[Problem] Images are not part of the copy; transcribe all the data exactly.

[Collection entries]
--- BEGIN ---
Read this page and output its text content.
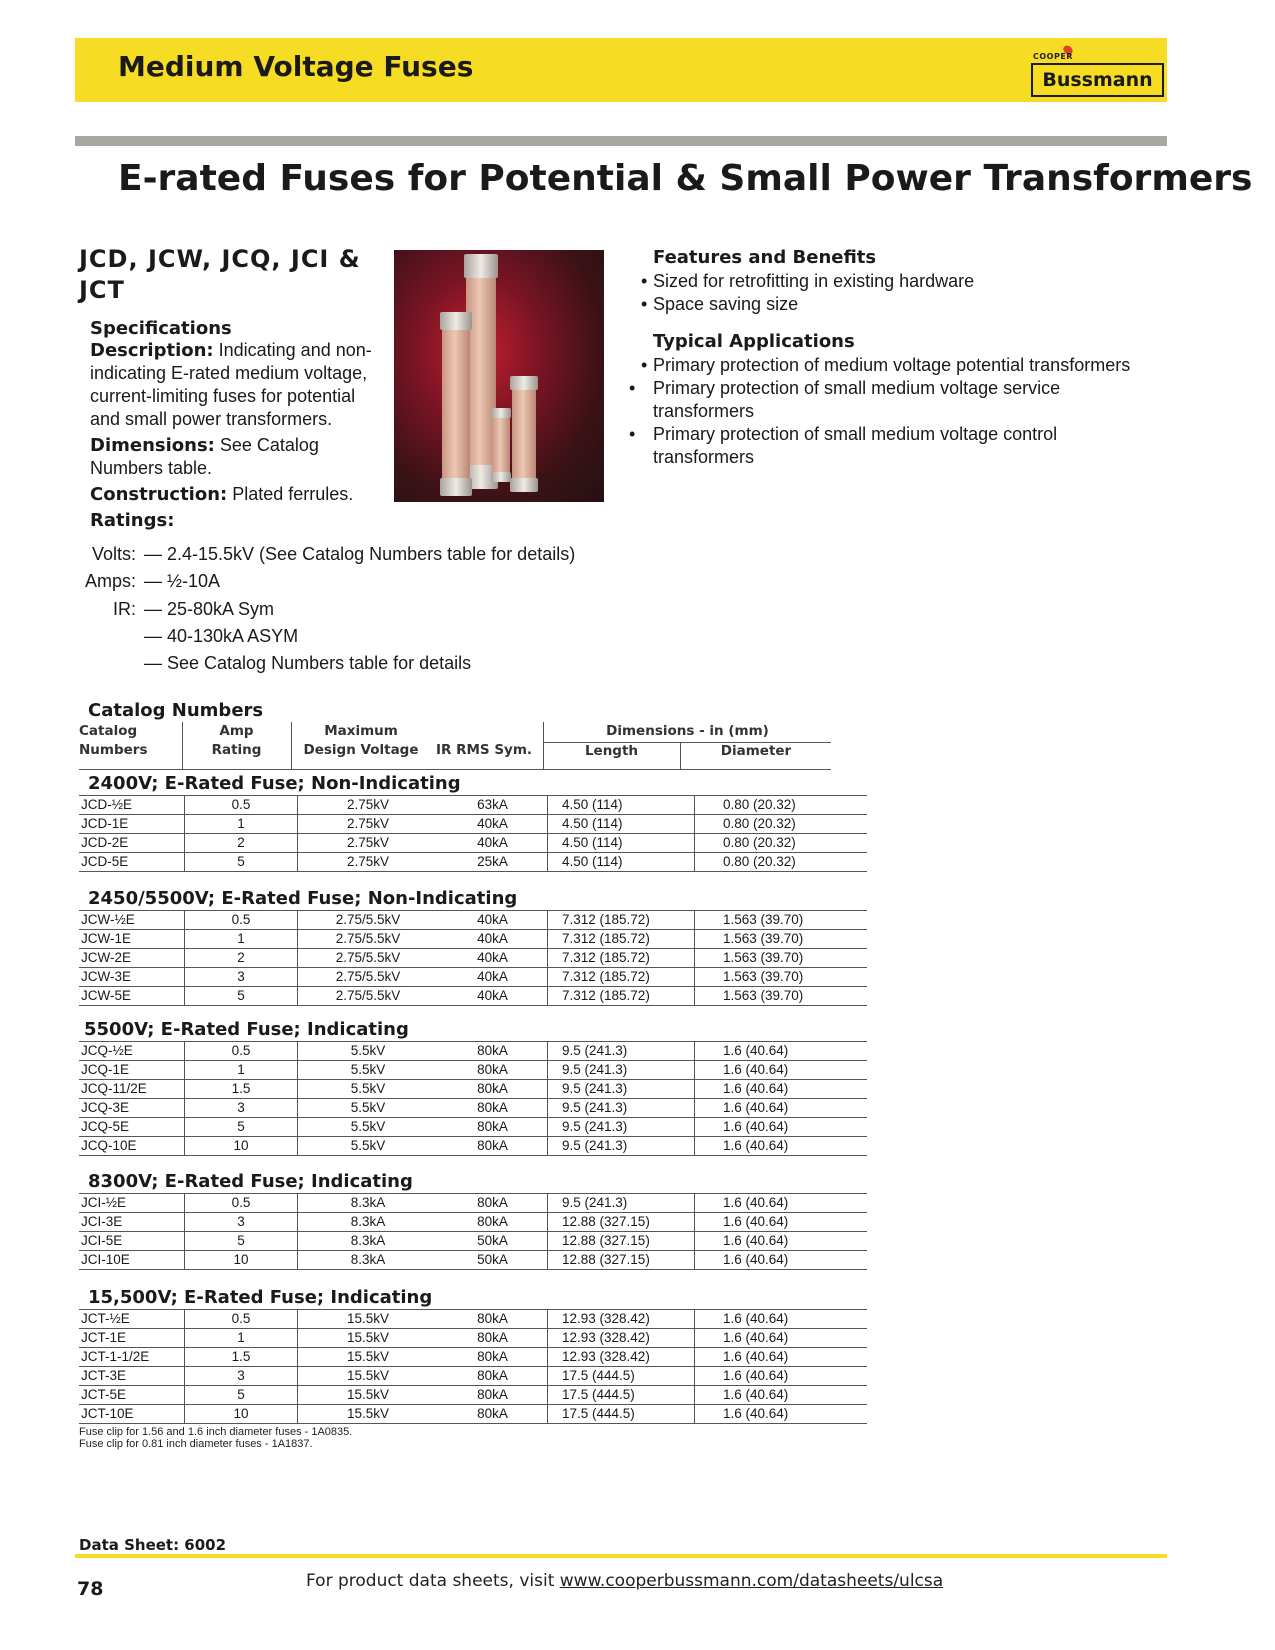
Medium Voltage Fuses	COOPER
Bussmann
E-rated Fuses for Potential & Small Power Transformers
JCD, JCW, JCQ, JCI & JCT
Specifications
Description: Indicating and non-indicating E-rated medium voltage, current-limiting fuses for potential and small power transformers.
Dimensions: See Catalog Numbers table.
Construction: Plated ferrules.
Ratings:
Volts: — 2.4-15.5kV (See Catalog Numbers table for details)
Amps: — ½-10A
IR: — 25-80kA Sym
— 40-130kA ASYM
— See Catalog Numbers table for details
Features and Benefits
• Sized for retrofitting in existing hardware
• Space saving size
Typical Applications
• Primary protection of medium voltage potential transformers
• Primary protection of small medium voltage service transformers
• Primary protection of small medium voltage control transformers
Catalog Numbers
Catalog
Numbers
Amp
Rating
Maximum
Design Voltage	IR RMS Sym.
Dimensions - in (mm)
Length	Diameter
2400V; E-Rated Fuse; Non-Indicating
JCD-½E	0.5	2.75kV	63kA	4.50 (114)	0.80 (20.32)
JCD-1E	1	2.75kV	40kA	4.50 (114)	0.80 (20.32)
JCD-2E	2	2.75kV	40kA	4.50 (114)	0.80 (20.32)
JCD-5E	5	2.75kV	25kA	4.50 (114)	0.80 (20.32)
2450/5500V; E-Rated Fuse; Non-Indicating
JCW-½E	0.5	2.75/5.5kV	40kA	7.312 (185.72)	1.563 (39.70)
JCW-1E	1	2.75/5.5kV	40kA	7.312 (185.72)	1.563 (39.70)
JCW-2E	2	2.75/5.5kV	40kA	7.312 (185.72)	1.563 (39.70)
JCW-3E	3	2.75/5.5kV	40kA	7.312 (185.72)	1.563 (39.70)
JCW-5E	5	2.75/5.5kV	40kA	7.312 (185.72)	1.563 (39.70)
5500V; E-Rated Fuse; Indicating
JCQ-½E	0.5	5.5kV	80kA	9.5 (241.3)	1.6 (40.64)
JCQ-1E	1	5.5kV	80kA	9.5 (241.3)	1.6 (40.64)
JCQ-11/2E	1.5	5.5kV	80kA	9.5 (241.3)	1.6 (40.64)
JCQ-3E	3	5.5kV	80kA	9.5 (241.3)	1.6 (40.64)
JCQ-5E	5	5.5kV	80kA	9.5 (241.3)	1.6 (40.64)
JCQ-10E	10	5.5kV	80kA	9.5 (241.3)	1.6 (40.64)
8300V; E-Rated Fuse; Indicating
JCI-½E	0.5	8.3kA	80kA	9.5 (241.3)	1.6 (40.64)
JCI-3E	3	8.3kA	80kA	12.88 (327.15)	1.6 (40.64)
JCI-5E	5	8.3kA	50kA	12.88 (327.15)	1.6 (40.64)
JCI-10E	10	8.3kA	50kA	12.88 (327.15)	1.6 (40.64)
15,500V; E-Rated Fuse; Indicating
JCT-½E	0.5	15.5kV	80kA	12.93 (328.42)	1.6 (40.64)
JCT-1E	1	15.5kV	80kA	12.93 (328.42)	1.6 (40.64)
JCT-1-1/2E	1.5	15.5kV	80kA	12.93 (328.42)	1.6 (40.64)
JCT-3E	3	15.5kV	80kA	17.5 (444.5)	1.6 (40.64)
JCT-5E	5	15.5kV	80kA	17.5 (444.5)	1.6 (40.64)
JCT-10E	10	15.5kV	80kA	17.5 (444.5)	1.6 (40.64)
Fuse clip for 1.56 and 1.6 inch diameter fuses - 1A0835.
Fuse clip for 0.81 inch diameter fuses - 1A1837.
Data Sheet: 6002
78	For product data sheets, visit www.cooperbussmann.com/datasheets/ulcsa
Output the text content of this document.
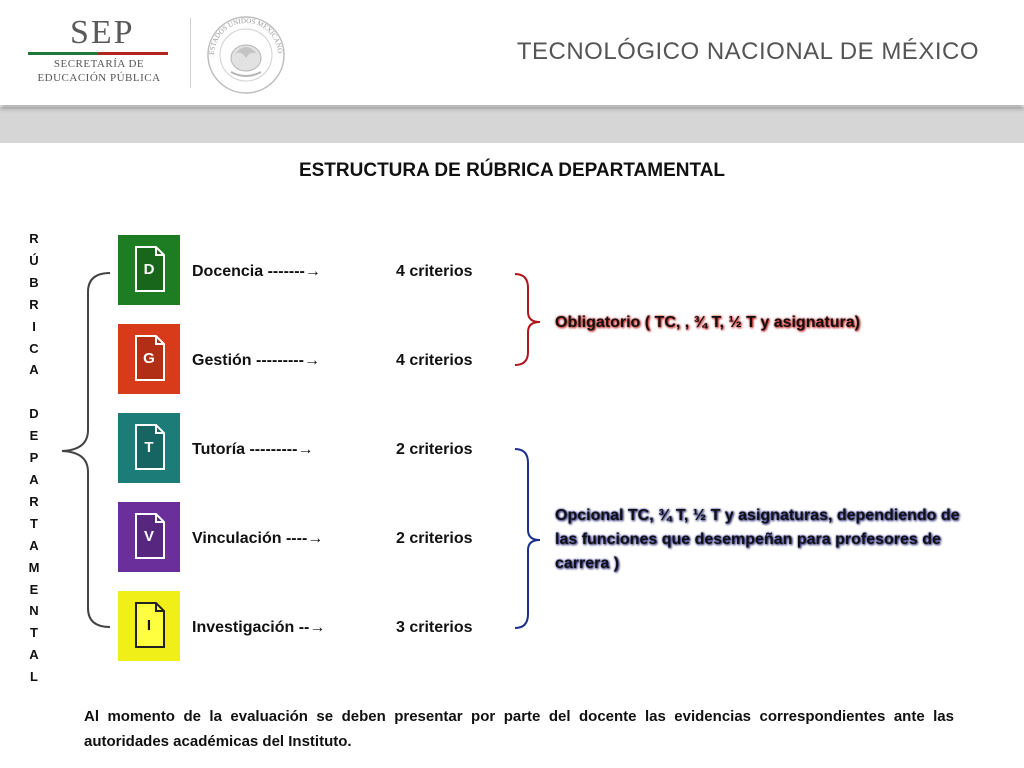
SEP
SECRETARÍA DE
EDUCACIÓN PÚBLICA
ESTADOS UNIDOS MEXICANO	TECNOLÓGICO NACIONAL DE MÉXICO
ESTRUCTURA DE RÚBRICA DEPARTAMENTAL
R
Ú
B
R
I
C
A

D
E
P
A
R
T
A
M
E
N
T
A
L
D	Docencia -------→	4 criterios
G	Gestión ---------→	4 criterios
T	Tutoría ---------→	2 criterios
V	Vinculación ----→	2 criterios
I	Investigación --→	3 criterios
Obligatorio ( TC, , ¾ T, ½ T y asignatura)
Opcional TC, ¾ T, ½ T y asignaturas, dependiendo de las funciones que desempeñan para profesores de carrera )
Al momento de la evaluación se deben presentar por parte del docente las evidencias correspondientes ante las autoridades académicas del Instituto.
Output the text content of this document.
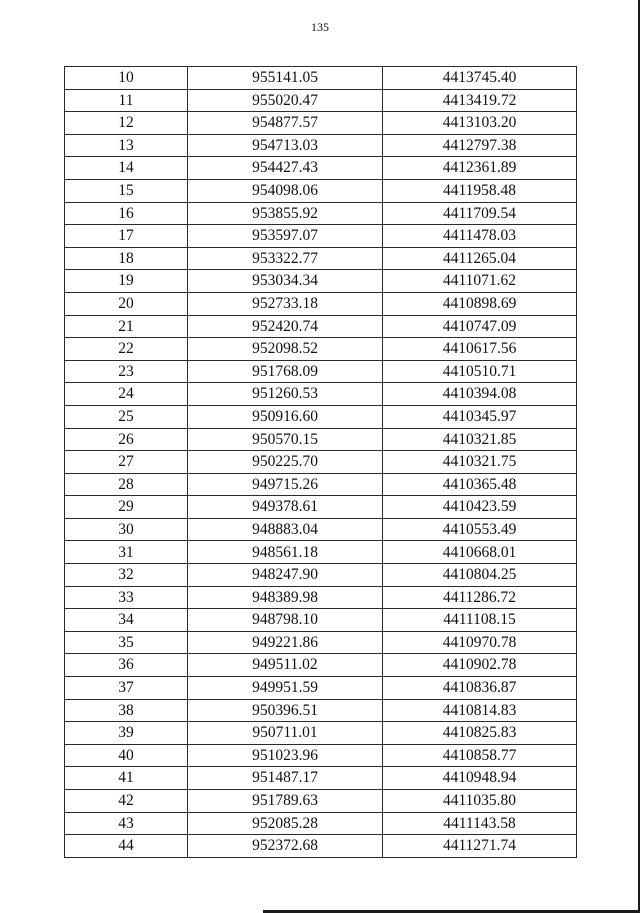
135
10	955141.05	4413745.40
11	955020.47	4413419.72
12	954877.57	4413103.20
13	954713.03	4412797.38
14	954427.43	4412361.89
15	954098.06	4411958.48
16	953855.92	4411709.54
17	953597.07	4411478.03
18	953322.77	4411265.04
19	953034.34	4411071.62
20	952733.18	4410898.69
21	952420.74	4410747.09
22	952098.52	4410617.56
23	951768.09	4410510.71
24	951260.53	4410394.08
25	950916.60	4410345.97
26	950570.15	4410321.85
27	950225.70	4410321.75
28	949715.26	4410365.48
29	949378.61	4410423.59
30	948883.04	4410553.49
31	948561.18	4410668.01
32	948247.90	4410804.25
33	948389.98	4411286.72
34	948798.10	4411108.15
35	949221.86	4410970.78
36	949511.02	4410902.78
37	949951.59	4410836.87
38	950396.51	4410814.83
39	950711.01	4410825.83
40	951023.96	4410858.77
41	951487.17	4410948.94
42	951789.63	4411035.80
43	952085.28	4411143.58
44	952372.68	4411271.74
--- END ---
[Result]
Read this page and output its text content.
Medium Voltage Fuses	COOPER
Bussmann
E-rated Fuses for Potential & Small Power Transformers
JCD, JCW, JCQ, JCI & JCT
Specifications
Description: Indicating and non-indicating E-rated medium voltage, current-limiting fuses for potential and small power transformers.
Dimensions: See Catalog Numbers table.
Construction: Plated ferrules.
Ratings:
Volts: — 2.4-15.5kV (See Catalog Numbers table for details)
Amps: — ½-10A
IR: — 25-80kA Sym
— 40-130kA ASYM
— See Catalog Numbers table for details
Features and Benefits
• Sized for retrofitting in existing hardware
• Space saving size
Typical Applications
• Primary protection of medium voltage potential transformers
• Primary protection of small medium voltage service transformers
• Primary protection of small medium voltage control transformers
Catalog Numbers
Catalog
Numbers
Amp
Rating
Maximum
Design Voltage	IR RMS Sym.
Dimensions - in (mm)
Length	Diameter
2400V; E-Rated Fuse; Non-Indicating
JCD-½E	0.5	2.75kV	63kA	4.50 (114)	0.80 (20.32)
JCD-1E	1	2.75kV	40kA	4.50 (114)	0.80 (20.32)
JCD-2E	2	2.75kV	40kA	4.50 (114)	0.80 (20.32)
JCD-5E	5	2.75kV	25kA	4.50 (114)	0.80 (20.32)
2450/5500V; E-Rated Fuse; Non-Indicating
JCW-½E	0.5	2.75/5.5kV	40kA	7.312 (185.72)	1.563 (39.70)
JCW-1E	1	2.75/5.5kV	40kA	7.312 (185.72)	1.563 (39.70)
JCW-2E	2	2.75/5.5kV	40kA	7.312 (185.72)	1.563 (39.70)
JCW-3E	3	2.75/5.5kV	40kA	7.312 (185.72)	1.563 (39.70)
JCW-5E	5	2.75/5.5kV	40kA	7.312 (185.72)	1.563 (39.70)
5500V; E-Rated Fuse; Indicating
JCQ-½E	0.5	5.5kV	80kA	9.5 (241.3)	1.6 (40.64)
JCQ-1E	1	5.5kV	80kA	9.5 (241.3)	1.6 (40.64)
JCQ-11/2E	1.5	5.5kV	80kA	9.5 (241.3)	1.6 (40.64)
JCQ-3E	3	5.5kV	80kA	9.5 (241.3)	1.6 (40.64)
JCQ-5E	5	5.5kV	80kA	9.5 (241.3)	1.6 (40.64)
JCQ-10E	10	5.5kV	80kA	9.5 (241.3)	1.6 (40.64)
8300V; E-Rated Fuse; Indicating
JCI-½E	0.5	8.3kA	80kA	9.5 (241.3)	1.6 (40.64)
JCI-3E	3	8.3kA	80kA	12.88 (327.15)	1.6 (40.64)
JCI-5E	5	8.3kA	50kA	12.88 (327.15)	1.6 (40.64)
JCI-10E	10	8.3kA	50kA	12.88 (327.15)	1.6 (40.64)
15,500V; E-Rated Fuse; Indicating
JCT-½E	0.5	15.5kV	80kA	12.93 (328.42)	1.6 (40.64)
JCT-1E	1	15.5kV	80kA	12.93 (328.42)	1.6 (40.64)
JCT-1-1/2E	1.5	15.5kV	80kA	12.93 (328.42)	1.6 (40.64)
JCT-3E	3	15.5kV	80kA	17.5 (444.5)	1.6 (40.64)
JCT-5E	5	15.5kV	80kA	17.5 (444.5)	1.6 (40.64)
JCT-10E	10	15.5kV	80kA	17.5 (444.5)	1.6 (40.64)
Fuse clip for 1.56 and 1.6 inch diameter fuses - 1A0835.
Fuse clip for 0.81 inch diameter fuses - 1A1837.
Data Sheet: 6002
78	For product data sheets, visit www.cooperbussmann.com/datasheets/ulcsa
Output the text content of this document.
SEP
SECRETARÍA DE
EDUCACIÓN PÚBLICA
ESTADOS UNIDOS MEXICANO	TECNOLÓGICO NACIONAL DE MÉXICO
ESTRUCTURA DE RÚBRICA DEPARTAMENTAL
R
Ú
B
R
I
C
A

D
E
P
A
R
T
A
M
E
N
T
A
L
D	Docencia -------→	4 criterios
G	Gestión ---------→	4 criterios
T	Tutoría ---------→	2 criterios
V	Vinculación ----→	2 criterios
I	Investigación --→	3 criterios
Obligatorio ( TC, , ¾ T, ½ T y asignatura)
Opcional TC, ¾ T, ½ T y asignaturas, dependiendo de las funciones que desempeñan para profesores de carrera )
Al momento de la evaluación se deben presentar por parte del docente las evidencias correspondientes ante las autoridades académicas del Instituto.
Output the text content of this document.
135
10	955141.05	4413745.40
11	955020.47	4413419.72
12	954877.57	4413103.20
13	954713.03	4412797.38
14	954427.43	4412361.89
15	954098.06	4411958.48
16	953855.92	4411709.54
17	953597.07	4411478.03
18	953322.77	4411265.04
19	953034.34	4411071.62
20	952733.18	4410898.69
21	952420.74	4410747.09
22	952098.52	4410617.56
23	951768.09	4410510.71
24	951260.53	4410394.08
25	950916.60	4410345.97
26	950570.15	4410321.85
27	950225.70	4410321.75
28	949715.26	4410365.48
29	949378.61	4410423.59
30	948883.04	4410553.49
31	948561.18	4410668.01
32	948247.90	4410804.25
33	948389.98	4411286.72
34	948798.10	4411108.15
35	949221.86	4410970.78
36	949511.02	4410902.78
37	949951.59	4410836.87
38	950396.51	4410814.83
39	950711.01	4410825.83
40	951023.96	4410858.77
41	951487.17	4410948.94
42	951789.63	4411035.80
43	952085.28	4411143.58
44	952372.68	4411271.74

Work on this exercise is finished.